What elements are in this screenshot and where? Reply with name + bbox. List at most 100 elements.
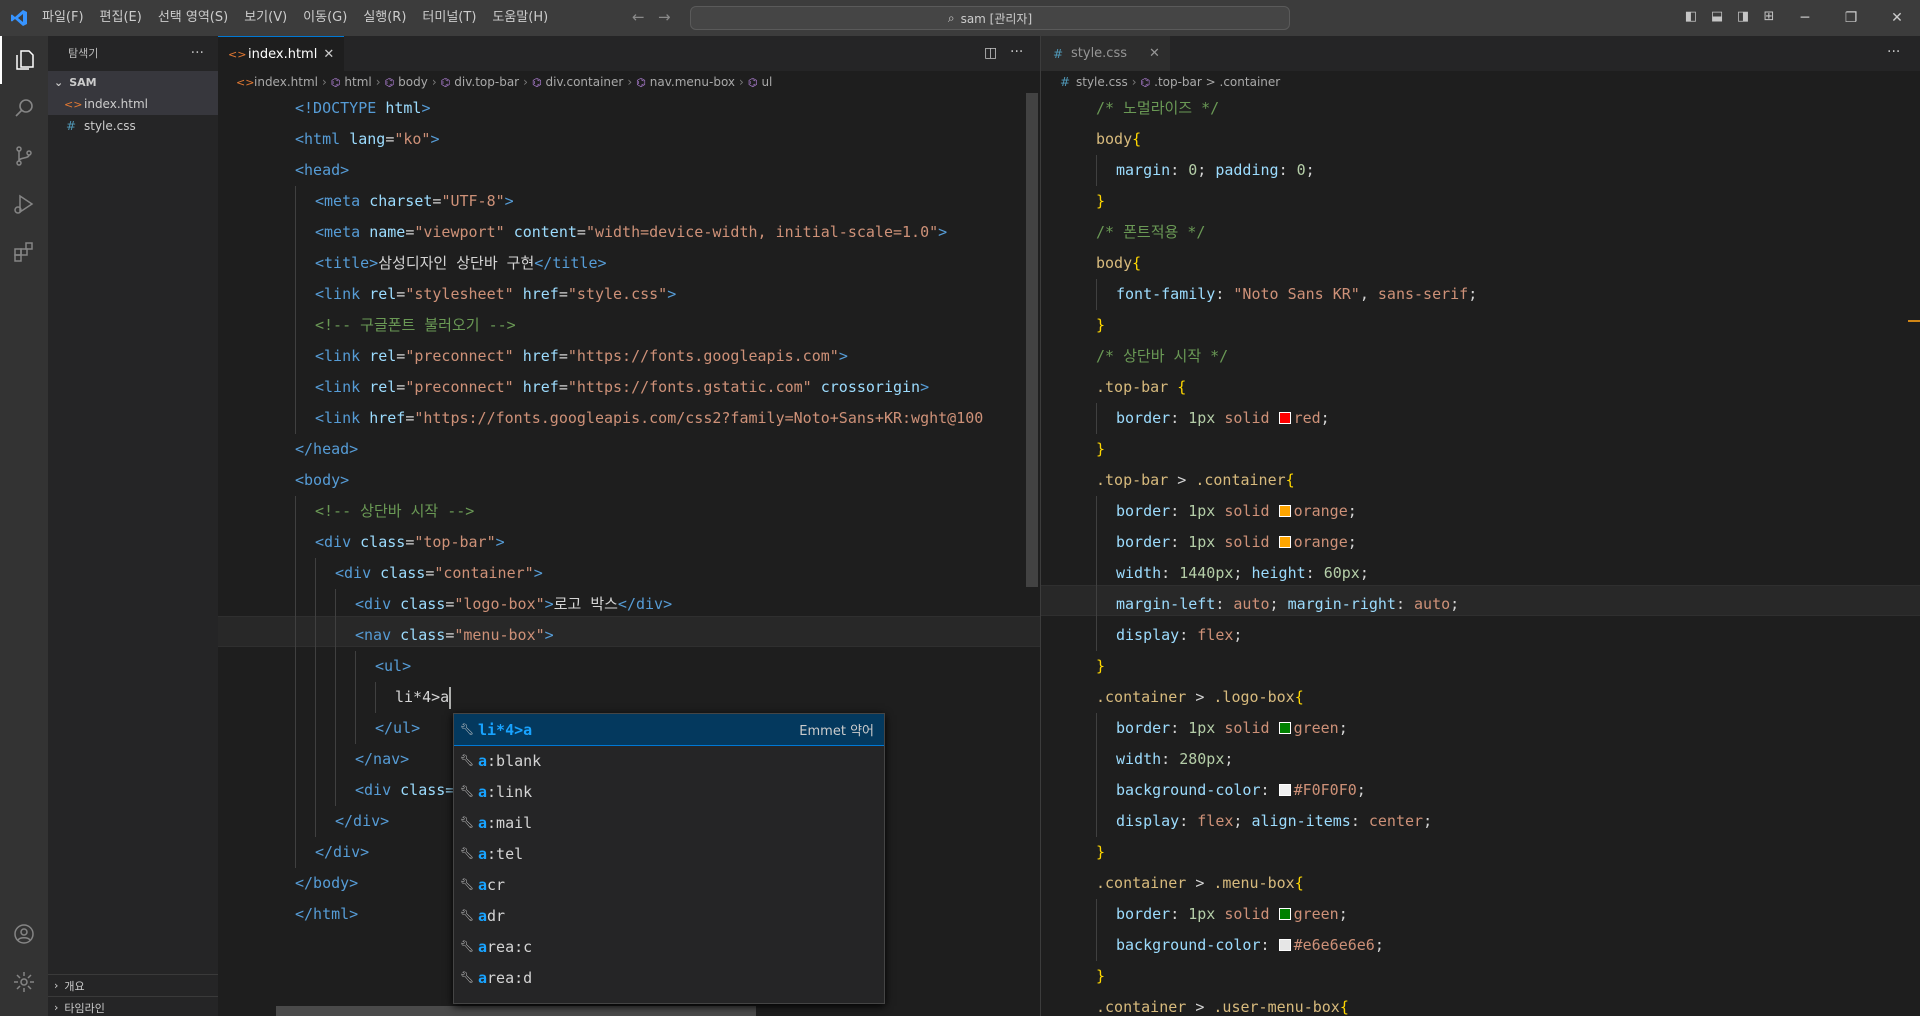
code-token: } — [1096, 316, 1106, 334]
color-swatch[interactable] — [1278, 412, 1291, 424]
file-index-html[interactable]: <> index.html — [48, 93, 218, 115]
split-editor-icon[interactable]: ◫ — [984, 45, 997, 61]
tab-index-html[interactable]: <> index.html ✕ — [218, 36, 345, 71]
suggestion-item[interactable]: 🔧︎ a cr — [454, 869, 884, 900]
minimize-icon[interactable]: ─ — [1782, 0, 1828, 36]
code-token: : — [1170, 719, 1189, 737]
code-token: > — [544, 595, 554, 613]
suggestion-item[interactable]: 🔧︎ a:mail — [454, 807, 884, 838]
css-editor[interactable]: /* 노멀라이즈 */body{margin: 0; padding: 0;} /… — [1041, 93, 1920, 1016]
code-token: width — [1116, 750, 1162, 768]
code-line: border: 1px solid orange; — [1116, 527, 1357, 558]
code-token: "preconnect" — [405, 347, 523, 365]
color-swatch[interactable] — [1278, 784, 1291, 796]
indent-guide — [295, 217, 296, 248]
code-token: href — [369, 409, 406, 427]
close-window-icon[interactable]: ✕ — [1874, 0, 1920, 36]
menu-item-5[interactable]: 실행(R) — [355, 0, 414, 36]
toggle-panel-icon[interactable]: ⬓ — [1708, 8, 1726, 26]
extensions-icon[interactable] — [0, 228, 48, 276]
menu-item-7[interactable]: 도움말(H) — [484, 0, 556, 36]
explorer-icon[interactable] — [0, 36, 48, 84]
breadcrumb-item[interactable]: style.css — [1076, 75, 1128, 89]
run-debug-icon[interactable] — [0, 180, 48, 228]
code-line: <div class= — [355, 775, 454, 806]
menu-item-4[interactable]: 이동(G) — [295, 0, 355, 36]
menu-item-2[interactable]: 선택 영역(S) — [150, 0, 236, 36]
code-token: border — [1116, 502, 1171, 520]
more-actions-icon[interactable]: ··· — [1010, 44, 1023, 60]
menu-item-6[interactable]: 터미널(T) — [414, 0, 484, 36]
menu-item-1[interactable]: 편집(E) — [92, 0, 150, 36]
code-token: : — [1170, 905, 1189, 923]
customize-layout-icon[interactable]: ⊞ — [1760, 8, 1778, 26]
breadcrumb-item[interactable]: ul — [761, 75, 772, 89]
color-swatch[interactable] — [1278, 536, 1291, 548]
suggestion-item[interactable]: 🔧︎ a dr — [454, 900, 884, 931]
code-line: <body> — [295, 465, 349, 496]
code-token: ; — [1233, 564, 1252, 582]
breadcrumb-item[interactable]: nav.menu-box — [650, 75, 735, 89]
more-actions-icon[interactable]: ··· — [1887, 44, 1900, 60]
forward-arrow-icon[interactable]: → — [658, 8, 671, 26]
outline-section[interactable]: › 개요 — [48, 974, 218, 996]
settings-gear-icon[interactable] — [0, 958, 48, 1006]
toggle-primary-sidebar-icon[interactable]: ◧ — [1682, 8, 1700, 26]
accounts-icon[interactable] — [0, 910, 48, 958]
section-label: 개요 — [64, 979, 85, 993]
code-token: href — [522, 378, 559, 396]
code-token: : — [1260, 781, 1279, 799]
file-style-css[interactable]: # style.css — [48, 115, 218, 137]
code-token: ; — [1233, 626, 1243, 644]
timeline-section[interactable]: › 타임라인 — [48, 996, 218, 1016]
menu-item-0[interactable]: 파일(F) — [38, 0, 92, 36]
breadcrumb-item[interactable]: div.container — [546, 75, 624, 89]
close-tab-icon[interactable]: ✕ — [323, 47, 334, 62]
suggestion-item[interactable]: 🔧︎ li*4>a Emmet 약어 — [454, 714, 884, 746]
suggestion-item[interactable]: 🔧︎ a:link — [454, 776, 884, 807]
source-control-icon[interactable] — [0, 132, 48, 180]
breadcrumb-item[interactable]: .top-bar > .container — [1154, 75, 1280, 89]
color-swatch[interactable] — [1278, 505, 1291, 517]
folder-sam[interactable]: ⌄ SAM — [48, 71, 218, 93]
color-swatch[interactable] — [1278, 939, 1291, 951]
code-token: : — [1170, 502, 1189, 520]
code-token: rel — [369, 378, 397, 396]
more-actions-icon[interactable]: ··· — [191, 45, 204, 61]
code-line: .top-bar { — [1096, 372, 1186, 403]
left-horizontal-scrollbar[interactable] — [276, 1006, 756, 1016]
indent-guide — [295, 310, 296, 341]
toggle-secondary-sidebar-icon[interactable]: ◨ — [1734, 8, 1752, 26]
suggest-widget[interactable]: 🔧︎ li*4>a Emmet 약어 🔧︎ a:blank 🔧︎ a:link 🔧︎ a:mai… — [453, 713, 885, 1004]
code-token: 1px — [1188, 533, 1225, 551]
suggestion-item[interactable]: 🔧︎ a rea:d — [454, 962, 884, 993]
menu-item-3[interactable]: 보기(V) — [236, 0, 295, 36]
back-arrow-icon[interactable]: ← — [632, 8, 645, 26]
color-swatch[interactable] — [1278, 722, 1291, 734]
code-token: class — [400, 595, 446, 613]
code-token: ; — [1423, 812, 1433, 830]
breadcrumb-item[interactable]: index.html — [254, 75, 318, 89]
color-swatch[interactable] — [1278, 908, 1291, 920]
breadcrumb-item[interactable]: html — [344, 75, 371, 89]
tab-style-css[interactable]: # style.css ✕ — [1041, 36, 1170, 71]
close-tab-icon[interactable]: ✕ — [1149, 46, 1160, 61]
code-token: <div — [355, 595, 401, 613]
suggestion-label: :tel — [487, 844, 524, 863]
indent-guide — [295, 713, 296, 744]
breadcrumb-item[interactable]: body — [398, 75, 428, 89]
suggestion-item[interactable]: 🔧︎ a:tel — [454, 838, 884, 869]
restore-icon[interactable]: ❐ — [1828, 0, 1874, 36]
folder-label: SAM — [69, 75, 97, 89]
suggestion-item[interactable]: 🔧︎ a:blank — [454, 745, 884, 776]
file-label: style.css — [84, 119, 136, 133]
code-token: { — [1132, 130, 1142, 148]
suggestion-item[interactable]: 🔧︎ a rea:c — [454, 931, 884, 962]
code-token: "viewport" — [414, 223, 514, 241]
search-icon[interactable] — [0, 84, 48, 132]
code-token: </title> — [534, 254, 607, 272]
breadcrumb-item[interactable]: div.top-bar — [454, 75, 519, 89]
code-token: orange — [1293, 502, 1348, 520]
command-center-search[interactable]: ⌕ sam [관리자] — [690, 6, 1290, 30]
left-vertical-scrollbar[interactable] — [1026, 93, 1038, 587]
◇ ◇ ◇ ◇ ◇
*Given problem*: Print every row above word for word, leaving out the picture.

*Answer to this task*:
What elements are in this screenshot and where? Reply with name + bbox. List at most 100 elements.
code-token: } — [1096, 316, 1106, 334]
color-swatch[interactable] — [1278, 412, 1291, 424]
file-index-html[interactable]: <> index.html — [48, 93, 218, 115]
split-editor-icon[interactable]: ◫ — [984, 45, 997, 61]
tab-index-html[interactable]: <> index.html ✕ — [218, 36, 345, 71]
suggestion-item[interactable]: 🔧︎ a cr — [454, 869, 884, 900]
minimize-icon[interactable]: ─ — [1782, 0, 1828, 36]
code-token: : — [1170, 719, 1189, 737]
code-token: > — [544, 595, 554, 613]
suggestion-item[interactable]: 🔧︎ a:mail — [454, 807, 884, 838]
css-editor[interactable]: /* 노멀라이즈 */body{margin: 0; padding: 0;} /… — [1041, 93, 1920, 1016]
code-token: width — [1116, 750, 1162, 768]
code-line: border: 1px solid orange; — [1116, 527, 1357, 558]
code-token: "preconnect" — [405, 347, 523, 365]
color-swatch[interactable] — [1278, 784, 1291, 796]
indent-guide — [295, 217, 296, 248]
code-token: href — [369, 409, 406, 427]
close-window-icon[interactable]: ✕ — [1874, 0, 1920, 36]
menu-item-5[interactable]: 실행(R) — [355, 0, 414, 36]
toggle-panel-icon[interactable]: ⬓ — [1708, 8, 1726, 26]
extensions-icon[interactable] — [0, 228, 48, 276]
menu-item-7[interactable]: 도움말(H) — [484, 0, 556, 36]
explorer-icon[interactable] — [0, 36, 48, 84]
breadcrumb-item[interactable]: style.css — [1076, 75, 1128, 89]
run-debug-icon[interactable] — [0, 180, 48, 228]
code-line: <div class= — [355, 775, 454, 806]
menu-item-4[interactable]: 이동(G) — [295, 0, 355, 36]
menu-item-2[interactable]: 선택 영역(S) — [150, 0, 236, 36]
code-token: border — [1116, 502, 1171, 520]
more-actions-icon[interactable]: ··· — [1010, 44, 1023, 60]
menu-item-6[interactable]: 터미널(T) — [414, 0, 484, 36]
menu-item-1[interactable]: 편집(E) — [92, 0, 150, 36]
code-token: : — [1170, 905, 1189, 923]
customize-layout-icon[interactable]: ⊞ — [1760, 8, 1778, 26]
breadcrumb-item[interactable]: ul — [761, 75, 772, 89]
color-swatch[interactable] — [1278, 536, 1291, 548]
suggestion-item[interactable]: 🔧︎ a dr — [454, 900, 884, 931]
code-line: <body> — [295, 465, 349, 496]
code-token: ; — [1233, 564, 1252, 582]
breadcrumb-item[interactable]: nav.menu-box — [650, 75, 735, 89]
more-actions-icon[interactable]: ··· — [1887, 44, 1900, 60]
forward-arrow-icon[interactable]: → — [658, 8, 671, 26]
outline-section[interactable]: › 개요 — [48, 974, 218, 996]
settings-gear-icon[interactable] — [0, 958, 48, 1006]
toggle-primary-sidebar-icon[interactable]: ◧ — [1682, 8, 1700, 26]
accounts-icon[interactable] — [0, 910, 48, 958]
section-label: 개요 — [64, 979, 85, 993]
code-token: href — [522, 378, 559, 396]
code-token: : — [1260, 781, 1279, 799]
file-style-css[interactable]: # style.css — [48, 115, 218, 137]
code-token: ; — [1233, 626, 1243, 644]
timeline-section[interactable]: › 타임라인 — [48, 996, 218, 1016]
menu-item-0[interactable]: 파일(F) — [38, 0, 92, 36]
breadcrumb-item[interactable]: div.container — [546, 75, 624, 89]
close-tab-icon[interactable]: ✕ — [323, 47, 334, 62]
suggestion-item[interactable]: 🔧︎ li*4>a Emmet 약어 — [454, 714, 884, 746]
suggestion-item[interactable]: 🔧︎ a:link — [454, 776, 884, 807]
source-control-icon[interactable] — [0, 132, 48, 180]
breadcrumb-item[interactable]: .top-bar > .container — [1154, 75, 1280, 89]
color-swatch[interactable] — [1278, 505, 1291, 517]
folder-sam[interactable]: ⌄ SAM — [48, 71, 218, 93]
color-swatch[interactable] — [1278, 939, 1291, 951]
code-token: : — [1170, 502, 1189, 520]
code-token: rel — [369, 378, 397, 396]
more-actions-icon[interactable]: ··· — [191, 45, 204, 61]
code-line: .top-bar { — [1096, 372, 1186, 403]
left-horizontal-scrollbar[interactable] — [276, 1006, 756, 1016]
indent-guide — [295, 310, 296, 341]
toggle-secondary-sidebar-icon[interactable]: ◨ — [1734, 8, 1752, 26]
suggest-widget[interactable]: 🔧︎ li*4>a Emmet 약어 🔧︎ a:blank 🔧︎ a:link 🔧︎ a:mai… — [453, 713, 885, 1004]
code-token: 1px — [1188, 533, 1225, 551]
suggestion-item[interactable]: 🔧︎ a rea:d — [454, 962, 884, 993]
menu-item-3[interactable]: 보기(V) — [236, 0, 295, 36]
back-arrow-icon[interactable]: ← — [632, 8, 645, 26]
color-swatch[interactable] — [1278, 722, 1291, 734]
code-token: class — [400, 595, 446, 613]
code-token: ; — [1423, 812, 1433, 830]
breadcrumb-item[interactable]: index.html — [254, 75, 318, 89]
color-swatch[interactable] — [1278, 908, 1291, 920]
breadcrumb-item[interactable]: html — [344, 75, 371, 89]
tab-style-css[interactable]: # style.css ✕ — [1041, 36, 1170, 71]
close-tab-icon[interactable]: ✕ — [1149, 46, 1160, 61]
code-token: <div — [355, 595, 401, 613]
suggestion-label: :tel — [487, 844, 524, 863]
indent-guide — [295, 713, 296, 744]
breadcrumb-item[interactable]: body — [398, 75, 428, 89]
suggestion-item[interactable]: 🔧︎ a:tel — [454, 838, 884, 869]
restore-icon[interactable]: ❐ — [1828, 0, 1874, 36]
folder-label: SAM — [69, 75, 97, 89]
suggestion-item[interactable]: 🔧︎ a:blank — [454, 745, 884, 776]
file-label: style.css — [84, 119, 136, 133]
code-token: { — [1132, 130, 1142, 148]
suggestion-item[interactable]: 🔧︎ a rea:c — [454, 931, 884, 962]
code-token: "viewport" — [414, 223, 514, 241]
search-icon[interactable] — [0, 84, 48, 132]
code-token: </title> — [534, 254, 607, 272]
breadcrumb-item[interactable]: div.top-bar — [454, 75, 519, 89]
code-token: orange — [1293, 502, 1348, 520]
command-center-search[interactable]: ⌕ sam [관리자] — [690, 6, 1290, 30]
left-vertical-scrollbar[interactable] — [1026, 93, 1038, 587]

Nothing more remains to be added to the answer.